EXERCISE
Return all of the entries exactly, with nothing added or left out.

SUPPLIED RECORDS
┄┄┄┄┄┄┄┄┄┄┄┄┄┄┄┄┄┄┄┄

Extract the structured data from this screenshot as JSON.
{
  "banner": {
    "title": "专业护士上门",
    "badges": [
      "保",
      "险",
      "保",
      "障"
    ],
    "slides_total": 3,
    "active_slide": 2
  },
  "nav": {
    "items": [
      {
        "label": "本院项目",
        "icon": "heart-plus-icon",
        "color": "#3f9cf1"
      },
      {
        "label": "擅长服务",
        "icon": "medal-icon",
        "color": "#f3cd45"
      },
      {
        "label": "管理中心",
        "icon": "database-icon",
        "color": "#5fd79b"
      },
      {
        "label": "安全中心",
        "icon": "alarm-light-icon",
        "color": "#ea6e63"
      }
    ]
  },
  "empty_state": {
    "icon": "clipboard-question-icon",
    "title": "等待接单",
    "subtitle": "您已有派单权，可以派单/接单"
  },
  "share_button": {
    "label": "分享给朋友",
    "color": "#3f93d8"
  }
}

┄┄┄┄┄┄┄┄┄┄┄┄┄┄┄┄┄┄┄┄

COMPLETE RESPONSE
Extract the structured data from this screenshot as JSON.
{
  "banner": {
    "title": "专业护士上门",
    "badges": [
      "保",
      "险",
      "保",
      "障"
    ],
    "slides_total": 3,
    "active_slide": 2
  },
  "nav": {
    "items": [
      {
        "label": "本院项目",
        "icon": "heart-plus-icon",
        "color": "#3f9cf1"
      },
      {
        "label": "擅长服务",
        "icon": "medal-icon",
        "color": "#f3cd45"
      },
      {
        "label": "管理中心",
        "icon": "database-icon",
        "color": "#5fd79b"
      },
      {
        "label": "安全中心",
        "icon": "alarm-light-icon",
        "color": "#ea6e63"
      }
    ]
  },
  "empty_state": {
    "icon": "clipboard-question-icon",
    "title": "等待接单",
    "subtitle": "您已有派单权，可以派单/接单"
  },
  "share_button": {
    "label": "分享给朋友",
    "color": "#3f93d8"
  }
}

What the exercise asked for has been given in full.